*Job*.
Transcribe all records exactly.

*Dataset entries*.
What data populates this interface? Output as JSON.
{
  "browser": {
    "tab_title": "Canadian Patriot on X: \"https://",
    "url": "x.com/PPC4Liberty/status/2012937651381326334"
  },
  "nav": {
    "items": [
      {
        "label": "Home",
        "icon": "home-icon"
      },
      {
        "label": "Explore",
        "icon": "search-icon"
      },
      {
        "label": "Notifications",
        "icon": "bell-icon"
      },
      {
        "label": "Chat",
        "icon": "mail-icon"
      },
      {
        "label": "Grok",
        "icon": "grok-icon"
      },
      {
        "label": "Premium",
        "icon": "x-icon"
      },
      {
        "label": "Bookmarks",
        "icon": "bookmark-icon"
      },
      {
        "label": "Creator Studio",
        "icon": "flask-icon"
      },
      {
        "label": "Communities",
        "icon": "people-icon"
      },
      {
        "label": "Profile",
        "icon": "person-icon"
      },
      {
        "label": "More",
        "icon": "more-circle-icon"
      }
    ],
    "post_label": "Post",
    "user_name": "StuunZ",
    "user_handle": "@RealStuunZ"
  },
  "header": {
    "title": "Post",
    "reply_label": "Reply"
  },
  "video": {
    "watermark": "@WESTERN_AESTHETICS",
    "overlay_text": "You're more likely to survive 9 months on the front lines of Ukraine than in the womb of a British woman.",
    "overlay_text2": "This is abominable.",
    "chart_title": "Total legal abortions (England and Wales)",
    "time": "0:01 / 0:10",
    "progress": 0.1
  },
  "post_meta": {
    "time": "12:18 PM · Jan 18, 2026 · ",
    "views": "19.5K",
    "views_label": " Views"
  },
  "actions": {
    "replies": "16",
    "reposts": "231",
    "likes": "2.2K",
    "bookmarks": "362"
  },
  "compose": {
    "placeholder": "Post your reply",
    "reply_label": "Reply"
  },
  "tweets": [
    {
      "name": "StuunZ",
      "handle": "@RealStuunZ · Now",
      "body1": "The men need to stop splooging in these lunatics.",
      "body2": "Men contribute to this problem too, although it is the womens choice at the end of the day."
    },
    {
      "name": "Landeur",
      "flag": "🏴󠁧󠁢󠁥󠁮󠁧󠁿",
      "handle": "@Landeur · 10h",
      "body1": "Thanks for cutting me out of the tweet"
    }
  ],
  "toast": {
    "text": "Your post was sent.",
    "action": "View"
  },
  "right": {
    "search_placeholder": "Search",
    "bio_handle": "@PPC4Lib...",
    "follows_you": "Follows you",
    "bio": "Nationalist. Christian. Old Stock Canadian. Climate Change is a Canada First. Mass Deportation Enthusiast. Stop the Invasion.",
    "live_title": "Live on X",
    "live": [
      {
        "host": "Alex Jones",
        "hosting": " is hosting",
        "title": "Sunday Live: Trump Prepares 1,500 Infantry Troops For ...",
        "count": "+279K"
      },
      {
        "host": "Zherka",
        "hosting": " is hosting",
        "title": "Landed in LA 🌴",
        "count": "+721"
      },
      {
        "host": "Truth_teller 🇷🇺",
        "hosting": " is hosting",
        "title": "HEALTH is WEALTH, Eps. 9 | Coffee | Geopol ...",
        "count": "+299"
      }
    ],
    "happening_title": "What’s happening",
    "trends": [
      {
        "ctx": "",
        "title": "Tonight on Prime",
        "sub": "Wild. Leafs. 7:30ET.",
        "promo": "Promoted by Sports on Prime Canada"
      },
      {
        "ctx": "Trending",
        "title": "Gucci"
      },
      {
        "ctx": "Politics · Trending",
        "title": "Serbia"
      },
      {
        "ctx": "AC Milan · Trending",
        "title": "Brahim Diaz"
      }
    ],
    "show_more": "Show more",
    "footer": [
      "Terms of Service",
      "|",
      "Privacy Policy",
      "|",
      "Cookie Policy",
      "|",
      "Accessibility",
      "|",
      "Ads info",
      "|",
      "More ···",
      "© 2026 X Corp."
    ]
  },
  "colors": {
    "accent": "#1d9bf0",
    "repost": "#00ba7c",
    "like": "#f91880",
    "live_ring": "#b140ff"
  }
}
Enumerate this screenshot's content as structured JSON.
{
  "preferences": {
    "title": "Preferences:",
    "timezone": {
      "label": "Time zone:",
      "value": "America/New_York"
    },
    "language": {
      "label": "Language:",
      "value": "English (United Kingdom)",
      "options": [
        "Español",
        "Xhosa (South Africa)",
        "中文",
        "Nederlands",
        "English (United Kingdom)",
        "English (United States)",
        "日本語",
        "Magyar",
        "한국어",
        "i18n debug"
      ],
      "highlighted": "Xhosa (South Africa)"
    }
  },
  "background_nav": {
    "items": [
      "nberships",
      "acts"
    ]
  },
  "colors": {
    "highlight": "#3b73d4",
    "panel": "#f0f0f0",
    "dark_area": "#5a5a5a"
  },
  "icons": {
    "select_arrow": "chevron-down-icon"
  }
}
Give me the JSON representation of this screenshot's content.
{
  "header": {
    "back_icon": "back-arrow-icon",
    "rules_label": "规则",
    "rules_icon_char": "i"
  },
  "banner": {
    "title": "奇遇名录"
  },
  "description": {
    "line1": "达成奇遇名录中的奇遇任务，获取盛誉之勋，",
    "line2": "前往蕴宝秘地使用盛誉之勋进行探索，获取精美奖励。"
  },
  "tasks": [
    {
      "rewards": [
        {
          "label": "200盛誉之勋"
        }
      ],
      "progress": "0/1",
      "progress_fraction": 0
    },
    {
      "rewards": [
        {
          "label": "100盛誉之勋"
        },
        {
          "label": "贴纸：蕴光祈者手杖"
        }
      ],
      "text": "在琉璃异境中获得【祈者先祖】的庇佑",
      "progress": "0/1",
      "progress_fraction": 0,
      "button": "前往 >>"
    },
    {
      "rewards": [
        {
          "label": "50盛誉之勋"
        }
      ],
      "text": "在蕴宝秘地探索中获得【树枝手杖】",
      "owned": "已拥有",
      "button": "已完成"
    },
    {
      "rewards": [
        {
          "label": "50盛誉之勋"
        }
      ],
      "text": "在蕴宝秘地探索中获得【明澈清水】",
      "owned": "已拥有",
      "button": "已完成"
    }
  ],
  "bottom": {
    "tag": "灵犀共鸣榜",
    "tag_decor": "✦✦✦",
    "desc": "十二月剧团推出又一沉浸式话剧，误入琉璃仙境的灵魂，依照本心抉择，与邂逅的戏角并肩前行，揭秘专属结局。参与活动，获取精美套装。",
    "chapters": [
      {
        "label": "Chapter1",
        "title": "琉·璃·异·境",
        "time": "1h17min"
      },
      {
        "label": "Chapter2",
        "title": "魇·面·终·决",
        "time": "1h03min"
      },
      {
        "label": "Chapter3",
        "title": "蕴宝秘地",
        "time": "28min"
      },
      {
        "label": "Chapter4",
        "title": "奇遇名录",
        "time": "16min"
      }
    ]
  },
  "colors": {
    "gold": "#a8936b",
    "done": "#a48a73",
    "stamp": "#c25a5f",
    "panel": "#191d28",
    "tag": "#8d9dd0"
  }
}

*Written response*.
What data populates this interface? Output as JSON.
{
  "browser": {
    "tab_title": "Canadian Patriot on X: \"https://",
    "url": "x.com/PPC4Liberty/status/2012937651381326334"
  },
  "nav": {
    "items": [
      {
        "label": "Home",
        "icon": "home-icon"
      },
      {
        "label": "Explore",
        "icon": "search-icon"
      },
      {
        "label": "Notifications",
        "icon": "bell-icon"
      },
      {
        "label": "Chat",
        "icon": "mail-icon"
      },
      {
        "label": "Grok",
        "icon": "grok-icon"
      },
      {
        "label": "Premium",
        "icon": "x-icon"
      },
      {
        "label": "Bookmarks",
        "icon": "bookmark-icon"
      },
      {
        "label": "Creator Studio",
        "icon": "flask-icon"
      },
      {
        "label": "Communities",
        "icon": "people-icon"
      },
      {
        "label": "Profile",
        "icon": "person-icon"
      },
      {
        "label": "More",
        "icon": "more-circle-icon"
      }
    ],
    "post_label": "Post",
    "user_name": "StuunZ",
    "user_handle": "@RealStuunZ"
  },
  "header": {
    "title": "Post",
    "reply_label": "Reply"
  },
  "video": {
    "watermark": "@WESTERN_AESTHETICS",
    "overlay_text": "You're more likely to survive 9 months on the front lines of Ukraine than in the womb of a British woman.",
    "overlay_text2": "This is abominable.",
    "chart_title": "Total legal abortions (England and Wales)",
    "time": "0:01 / 0:10",
    "progress": 0.1
  },
  "post_meta": {
    "time": "12:18 PM · Jan 18, 2026 · ",
    "views": "19.5K",
    "views_label": " Views"
  },
  "actions": {
    "replies": "16",
    "reposts": "231",
    "likes": "2.2K",
    "bookmarks": "362"
  },
  "compose": {
    "placeholder": "Post your reply",
    "reply_label": "Reply"
  },
  "tweets": [
    {
      "name": "StuunZ",
      "handle": "@RealStuunZ · Now",
      "body1": "The men need to stop splooging in these lunatics.",
      "body2": "Men contribute to this problem too, although it is the womens choice at the end of the day."
    },
    {
      "name": "Landeur",
      "flag": "🏴󠁧󠁢󠁥󠁮󠁧󠁿",
      "handle": "@Landeur · 10h",
      "body1": "Thanks for cutting me out of the tweet"
    }
  ],
  "toast": {
    "text": "Your post was sent.",
    "action": "View"
  },
  "right": {
    "search_placeholder": "Search",
    "bio_handle": "@PPC4Lib...",
    "follows_you": "Follows you",
    "bio": "Nationalist. Christian. Old Stock Canadian. Climate Change is a Canada First. Mass Deportation Enthusiast. Stop the Invasion.",
    "live_title": "Live on X",
    "live": [
      {
        "host": "Alex Jones",
        "hosting": " is hosting",
        "title": "Sunday Live: Trump Prepares 1,500 Infantry Troops For ...",
        "count": "+279K"
      },
      {
        "host": "Zherka",
        "hosting": " is hosting",
        "title": "Landed in LA 🌴",
        "count": "+721"
      },
      {
        "host": "Truth_teller 🇷🇺",
        "hosting": " is hosting",
        "title": "HEALTH is WEALTH, Eps. 9 | Coffee | Geopol ...",
        "count": "+299"
      }
    ],
    "happening_title": "What’s happening",
    "trends": [
      {
        "ctx": "",
        "title": "Tonight on Prime",
        "sub": "Wild. Leafs. 7:30ET.",
        "promo": "Promoted by Sports on Prime Canada"
      },
      {
        "ctx": "Trending",
        "title": "Gucci"
      },
      {
        "ctx": "Politics · Trending",
        "title": "Serbia"
      },
      {
        "ctx": "AC Milan · Trending",
        "title": "Brahim Diaz"
      }
    ],
    "show_more": "Show more",
    "footer": [
      "Terms of Service",
      "|",
      "Privacy Policy",
      "|",
      "Cookie Policy",
      "|",
      "Accessibility",
      "|",
      "Ads info",
      "|",
      "More ···",
      "© 2026 X Corp."
    ]
  },
  "colors": {
    "accent": "#1d9bf0",
    "repost": "#00ba7c",
    "like": "#f91880",
    "live_ring": "#b140ff"
  }
}
Enumerate this screenshot's content as structured JSON.
{
  "preferences": {
    "title": "Preferences:",
    "timezone": {
      "label": "Time zone:",
      "value": "America/New_York"
    },
    "language": {
      "label": "Language:",
      "value": "English (United Kingdom)",
      "options": [
        "Español",
        "Xhosa (South Africa)",
        "中文",
        "Nederlands",
        "English (United Kingdom)",
        "English (United States)",
        "日本語",
        "Magyar",
        "한국어",
        "i18n debug"
      ],
      "highlighted": "Xhosa (South Africa)"
    }
  },
  "background_nav": {
    "items": [
      "nberships",
      "acts"
    ]
  },
  "colors": {
    "highlight": "#3b73d4",
    "panel": "#f0f0f0",
    "dark_area": "#5a5a5a"
  },
  "icons": {
    "select_arrow": "chevron-down-icon"
  }
}
Give me the JSON representation of this screenshot's content.
{
  "header": {
    "back_icon": "back-arrow-icon",
    "rules_label": "规则",
    "rules_icon_char": "i"
  },
  "banner": {
    "title": "奇遇名录"
  },
  "description": {
    "line1": "达成奇遇名录中的奇遇任务，获取盛誉之勋，",
    "line2": "前往蕴宝秘地使用盛誉之勋进行探索，获取精美奖励。"
  },
  "tasks": [
    {
      "rewards": [
        {
          "label": "200盛誉之勋"
        }
      ],
      "progress": "0/1",
      "progress_fraction": 0
    },
    {
      "rewards": [
        {
          "label": "100盛誉之勋"
        },
        {
          "label": "贴纸：蕴光祈者手杖"
        }
      ],
      "text": "在琉璃异境中获得【祈者先祖】的庇佑",
      "progress": "0/1",
      "progress_fraction": 0,
      "button": "前往 >>"
    },
    {
      "rewards": [
        {
          "label": "50盛誉之勋"
        }
      ],
      "text": "在蕴宝秘地探索中获得【树枝手杖】",
      "owned": "已拥有",
      "button": "已完成"
    },
    {
      "rewards": [
        {
          "label": "50盛誉之勋"
        }
      ],
      "text": "在蕴宝秘地探索中获得【明澈清水】",
      "owned": "已拥有",
      "button": "已完成"
    }
  ],
  "bottom": {
    "tag": "灵犀共鸣榜",
    "tag_decor": "✦✦✦",
    "desc": "十二月剧团推出又一沉浸式话剧，误入琉璃仙境的灵魂，依照本心抉择，与邂逅的戏角并肩前行，揭秘专属结局。参与活动，获取精美套装。",
    "chapters": [
      {
        "label": "Chapter1",
        "title": "琉·璃·异·境",
        "time": "1h17min"
      },
      {
        "label": "Chapter2",
        "title": "魇·面·终·决",
        "time": "1h03min"
      },
      {
        "label": "Chapter3",
        "title": "蕴宝秘地",
        "time": "28min"
      },
      {
        "label": "Chapter4",
        "title": "奇遇名录",
        "time": "16min"
      }
    ]
  },
  "colors": {
    "gold": "#a8936b",
    "done": "#a48a73",
    "stamp": "#c25a5f",
    "panel": "#191d28",
    "tag": "#8d9dd0"
  }
}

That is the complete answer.